#### [Stated goal]
Transcribe every entry word for word. Skip the pictures.
-- BEGIN --
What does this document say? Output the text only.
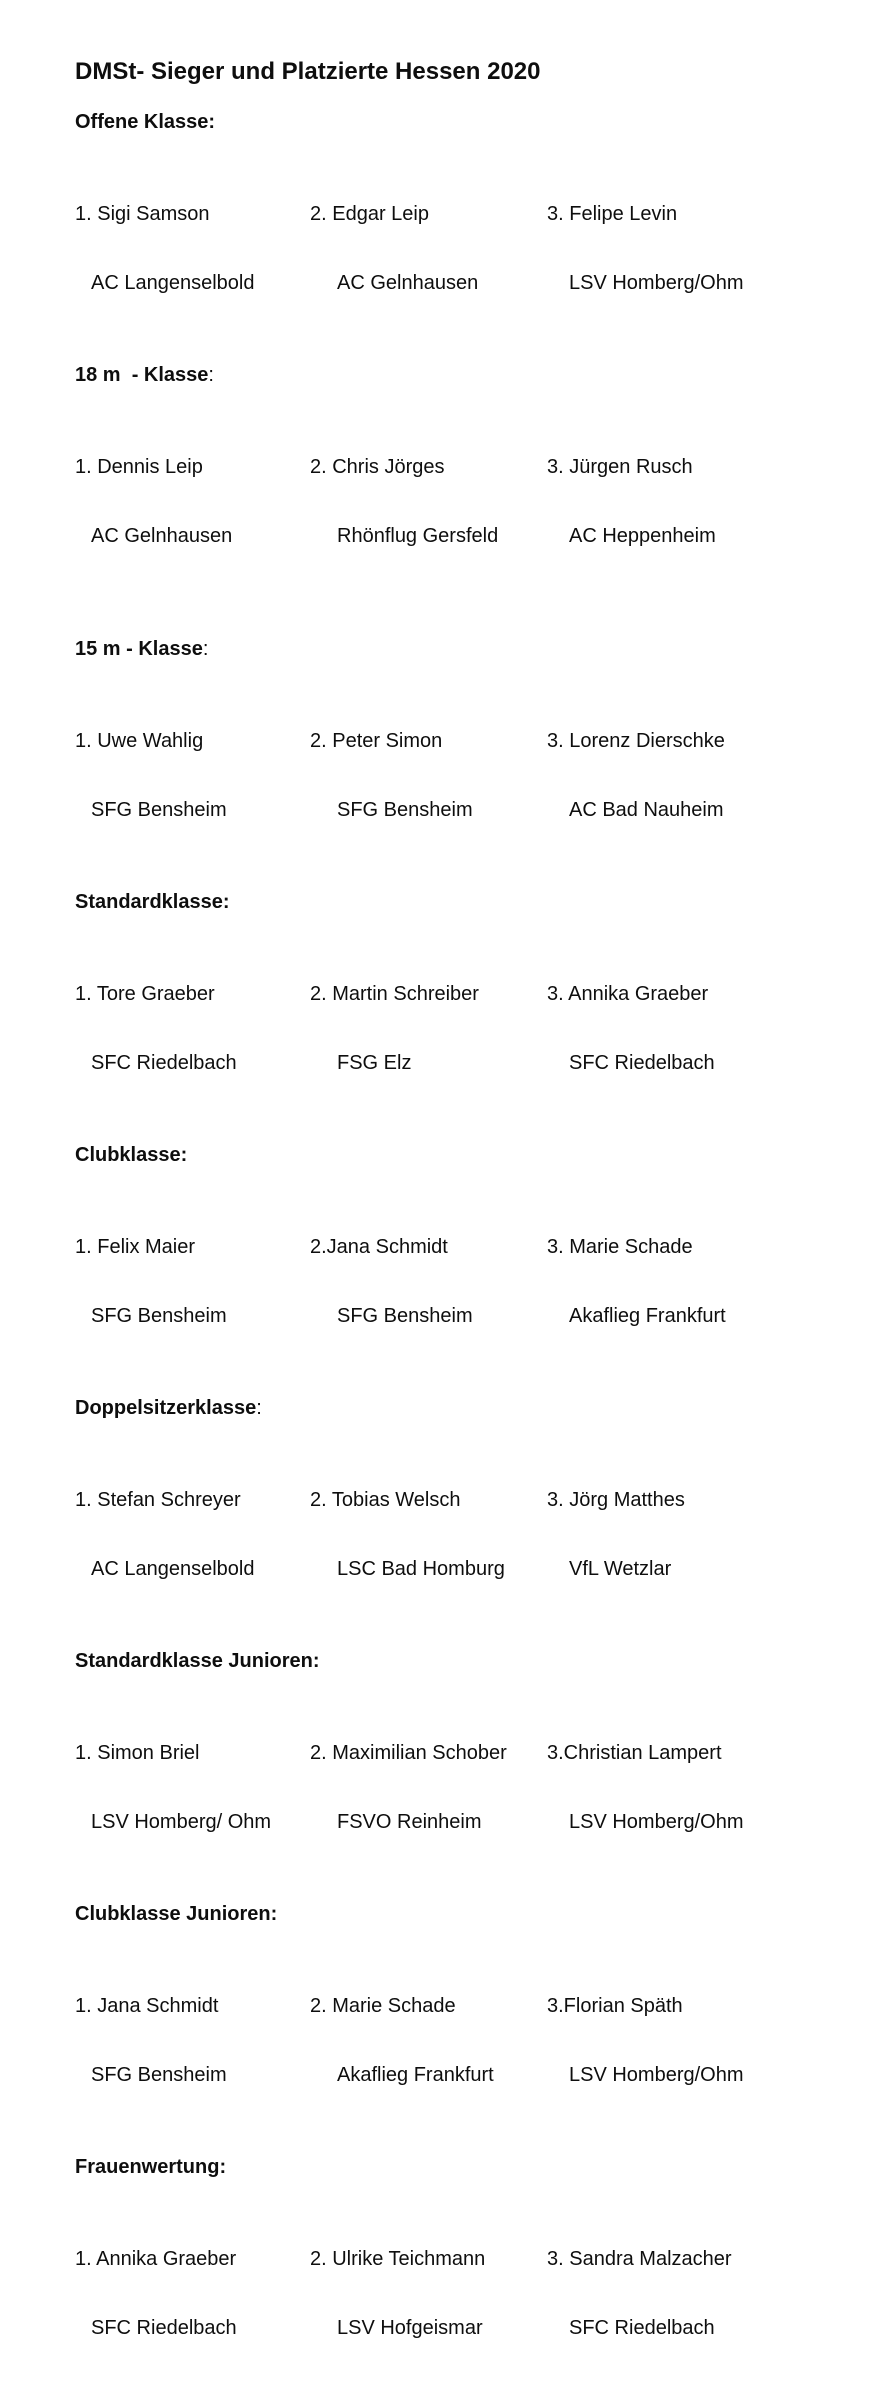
DMSt- Sieger und Platzierte Hessen 2020
Offene Klasse:

1. Sigi Samson

AC Langenselbold

2. Edgar Leip

AC Gelnhausen

3. Felipe Levin

LSV Homberg/Ohm

18 m  - Klasse:

1. Dennis Leip

AC Gelnhausen

2. Chris Jörges

Rhönflug Gersfeld

3. Jürgen Rusch

AC Heppenheim

15 m - Klasse:

1. Uwe Wahlig

SFG Bensheim

2. Peter Simon

SFG Bensheim

3. Lorenz Dierschke

AC Bad Nauheim

Standardklasse:

1. Tore Graeber

SFC Riedelbach

2. Martin Schreiber

FSG Elz

3. Annika Graeber

SFC Riedelbach

Clubklasse:

1. Felix Maier

SFG Bensheim

2.Jana Schmidt

SFG Bensheim

3. Marie Schade

Akaflieg Frankfurt

Doppelsitzerklasse:

1. Stefan Schreyer

AC Langenselbold

2. Tobias Welsch

LSC Bad Homburg

3. Jörg Matthes

VfL Wetzlar

Standardklasse Junioren:

1. Simon Briel

LSV Homberg/ Ohm

2. Maximilian Schober

FSVO Reinheim

3.Christian Lampert

LSV Homberg/Ohm

Clubklasse Junioren:

1. Jana Schmidt

SFG Bensheim

2. Marie Schade

Akaflieg Frankfurt

3.Florian Späth

LSV Homberg/Ohm

Frauenwertung:

1. Annika Graeber

SFC Riedelbach

2. Ulrike Teichmann

LSV Hofgeismar

3. Sandra Malzacher

SFC Riedelbach
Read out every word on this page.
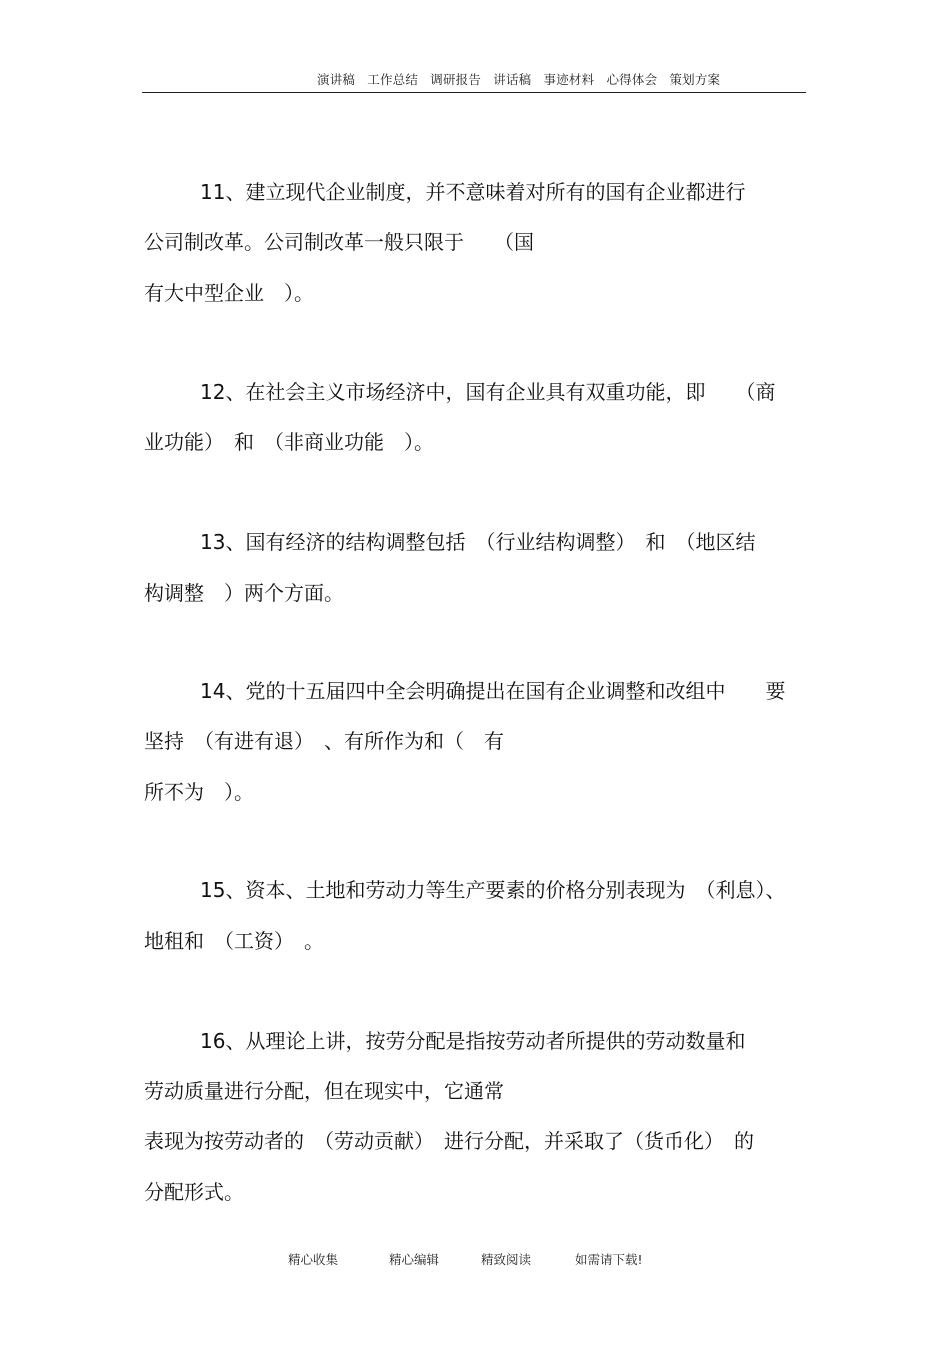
演讲稿 工作总结 调研报告 讲话稿 事迹材料 心得体会 策划方案
11、建立现代企业制度，并不意味着对所有的国有企业都进行
公司制改革。公司制改革一般只限于　　（国
有大中型企业　）。
12、在社会主义市场经济中，国有企业具有双重功能，即　　（商
业功能）　和　（非商业功能　）。
13、国有经济的结构调整包括　（行业结构调整）　和　（地区结
构调整　）两个方面。
14、党的十五届四中全会明确提出在国有企业调整和改组中　　要
坚持　（有进有退）　、有所作为和（　有
所不为　）。
15、资本、土地和劳动力等生产要素的价格分别表现为　（利息）、
地租和　（工资）　。
16、从理论上讲，按劳分配是指按劳动者所提供的劳动数量和
劳动质量进行分配，但在现实中，它通常
表现为按劳动者的　（劳动贡献）　进行分配，并采取了（货币化）　的
分配形式。
精心收集	精心编辑	精致阅读	如需请下载!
-- END --
#### [Full solution]
What does this document say? Output the text only.
DMSt- Sieger und Platzierte Hessen 2020
Offene Klasse:

1. Sigi Samson

AC Langenselbold

2. Edgar Leip

AC Gelnhausen

3. Felipe Levin

LSV Homberg/Ohm

18 m  - Klasse:

1. Dennis Leip

AC Gelnhausen

2. Chris Jörges

Rhönflug Gersfeld

3. Jürgen Rusch

AC Heppenheim

15 m - Klasse:

1. Uwe Wahlig

SFG Bensheim

2. Peter Simon

SFG Bensheim

3. Lorenz Dierschke

AC Bad Nauheim

Standardklasse:

1. Tore Graeber

SFC Riedelbach

2. Martin Schreiber

FSG Elz

3. Annika Graeber

SFC Riedelbach

Clubklasse:

1. Felix Maier

SFG Bensheim

2.Jana Schmidt

SFG Bensheim

3. Marie Schade

Akaflieg Frankfurt

Doppelsitzerklasse:

1. Stefan Schreyer

AC Langenselbold

2. Tobias Welsch

LSC Bad Homburg

3. Jörg Matthes

VfL Wetzlar

Standardklasse Junioren:

1. Simon Briel

LSV Homberg/ Ohm

2. Maximilian Schober

FSVO Reinheim

3.Christian Lampert

LSV Homberg/Ohm

Clubklasse Junioren:

1. Jana Schmidt

SFG Bensheim

2. Marie Schade

Akaflieg Frankfurt

3.Florian Späth

LSV Homberg/Ohm

Frauenwertung:

1. Annika Graeber

SFC Riedelbach

2. Ulrike Teichmann

LSV Hofgeismar

3. Sandra Malzacher

SFC Riedelbach
Read out every word on this page.
演讲稿 工作总结 调研报告 讲话稿 事迹材料 心得体会 策划方案
11、建立现代企业制度，并不意味着对所有的国有企业都进行
公司制改革。公司制改革一般只限于　　（国
有大中型企业　）。
12、在社会主义市场经济中，国有企业具有双重功能，即　　（商
业功能）　和　（非商业功能　）。
13、国有经济的结构调整包括　（行业结构调整）　和　（地区结
构调整　）两个方面。
14、党的十五届四中全会明确提出在国有企业调整和改组中　　要
坚持　（有进有退）　、有所作为和（　有
所不为　）。
15、资本、土地和劳动力等生产要素的价格分别表现为　（利息）、
地租和　（工资）　。
16、从理论上讲，按劳分配是指按劳动者所提供的劳动数量和
劳动质量进行分配，但在现实中，它通常
表现为按劳动者的　（劳动贡献）　进行分配，并采取了（货币化）　的
分配形式。
精心收集	精心编辑	精致阅读	如需请下载!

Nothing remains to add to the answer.